Reproduce the listing verbatim.
==== MATERIAL SUPPLIED ====
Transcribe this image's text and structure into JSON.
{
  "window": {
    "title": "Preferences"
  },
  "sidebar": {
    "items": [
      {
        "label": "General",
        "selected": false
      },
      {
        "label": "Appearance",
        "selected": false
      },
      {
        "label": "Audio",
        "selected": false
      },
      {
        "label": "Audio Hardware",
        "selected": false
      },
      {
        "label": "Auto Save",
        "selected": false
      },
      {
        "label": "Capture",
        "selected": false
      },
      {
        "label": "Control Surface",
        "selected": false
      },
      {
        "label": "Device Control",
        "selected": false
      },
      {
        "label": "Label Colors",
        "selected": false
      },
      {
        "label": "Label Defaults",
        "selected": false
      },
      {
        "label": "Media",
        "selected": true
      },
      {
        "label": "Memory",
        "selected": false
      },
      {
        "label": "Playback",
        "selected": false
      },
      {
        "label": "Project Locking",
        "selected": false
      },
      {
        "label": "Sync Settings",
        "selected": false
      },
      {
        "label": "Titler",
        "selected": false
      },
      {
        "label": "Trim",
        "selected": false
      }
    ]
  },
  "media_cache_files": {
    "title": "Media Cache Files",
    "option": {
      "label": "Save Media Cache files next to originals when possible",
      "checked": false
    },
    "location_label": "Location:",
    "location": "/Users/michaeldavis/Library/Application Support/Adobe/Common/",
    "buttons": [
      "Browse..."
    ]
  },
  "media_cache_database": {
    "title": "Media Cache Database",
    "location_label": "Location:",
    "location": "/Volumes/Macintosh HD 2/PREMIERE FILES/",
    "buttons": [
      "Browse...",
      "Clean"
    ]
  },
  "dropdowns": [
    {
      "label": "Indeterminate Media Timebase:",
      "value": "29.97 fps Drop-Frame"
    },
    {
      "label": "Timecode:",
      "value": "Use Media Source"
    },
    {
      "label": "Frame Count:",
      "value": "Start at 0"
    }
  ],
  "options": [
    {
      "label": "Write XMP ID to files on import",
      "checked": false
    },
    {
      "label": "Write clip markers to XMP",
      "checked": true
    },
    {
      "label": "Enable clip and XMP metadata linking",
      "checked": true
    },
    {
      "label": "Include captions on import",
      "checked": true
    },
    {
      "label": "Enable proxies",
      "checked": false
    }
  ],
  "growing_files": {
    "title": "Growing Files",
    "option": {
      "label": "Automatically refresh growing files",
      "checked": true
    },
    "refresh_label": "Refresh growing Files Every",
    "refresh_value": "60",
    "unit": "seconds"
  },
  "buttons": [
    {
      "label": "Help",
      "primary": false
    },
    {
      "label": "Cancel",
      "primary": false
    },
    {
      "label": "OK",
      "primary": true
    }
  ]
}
====
REPLY TO THE EXERCISE
Transcribe this image's text and structure into JSON.
{
  "window": {
    "title": "Preferences"
  },
  "sidebar": {
    "items": [
      {
        "label": "General",
        "selected": false
      },
      {
        "label": "Appearance",
        "selected": false
      },
      {
        "label": "Audio",
        "selected": false
      },
      {
        "label": "Audio Hardware",
        "selected": false
      },
      {
        "label": "Auto Save",
        "selected": false
      },
      {
        "label": "Capture",
        "selected": false
      },
      {
        "label": "Control Surface",
        "selected": false
      },
      {
        "label": "Device Control",
        "selected": false
      },
      {
        "label": "Label Colors",
        "selected": false
      },
      {
        "label": "Label Defaults",
        "selected": false
      },
      {
        "label": "Media",
        "selected": true
      },
      {
        "label": "Memory",
        "selected": false
      },
      {
        "label": "Playback",
        "selected": false
      },
      {
        "label": "Project Locking",
        "selected": false
      },
      {
        "label": "Sync Settings",
        "selected": false
      },
      {
        "label": "Titler",
        "selected": false
      },
      {
        "label": "Trim",
        "selected": false
      }
    ]
  },
  "media_cache_files": {
    "title": "Media Cache Files",
    "option": {
      "label": "Save Media Cache files next to originals when possible",
      "checked": false
    },
    "location_label": "Location:",
    "location": "/Users/michaeldavis/Library/Application Support/Adobe/Common/",
    "buttons": [
      "Browse..."
    ]
  },
  "media_cache_database": {
    "title": "Media Cache Database",
    "location_label": "Location:",
    "location": "/Volumes/Macintosh HD 2/PREMIERE FILES/",
    "buttons": [
      "Browse...",
      "Clean"
    ]
  },
  "dropdowns": [
    {
      "label": "Indeterminate Media Timebase:",
      "value": "29.97 fps Drop-Frame"
    },
    {
      "label": "Timecode:",
      "value": "Use Media Source"
    },
    {
      "label": "Frame Count:",
      "value": "Start at 0"
    }
  ],
  "options": [
    {
      "label": "Write XMP ID to files on import",
      "checked": false
    },
    {
      "label": "Write clip markers to XMP",
      "checked": true
    },
    {
      "label": "Enable clip and XMP metadata linking",
      "checked": true
    },
    {
      "label": "Include captions on import",
      "checked": true
    },
    {
      "label": "Enable proxies",
      "checked": false
    }
  ],
  "growing_files": {
    "title": "Growing Files",
    "option": {
      "label": "Automatically refresh growing files",
      "checked": true
    },
    "refresh_label": "Refresh growing Files Every",
    "refresh_value": "60",
    "unit": "seconds"
  },
  "buttons": [
    {
      "label": "Help",
      "primary": false
    },
    {
      "label": "Cancel",
      "primary": false
    },
    {
      "label": "OK",
      "primary": true
    }
  ]
}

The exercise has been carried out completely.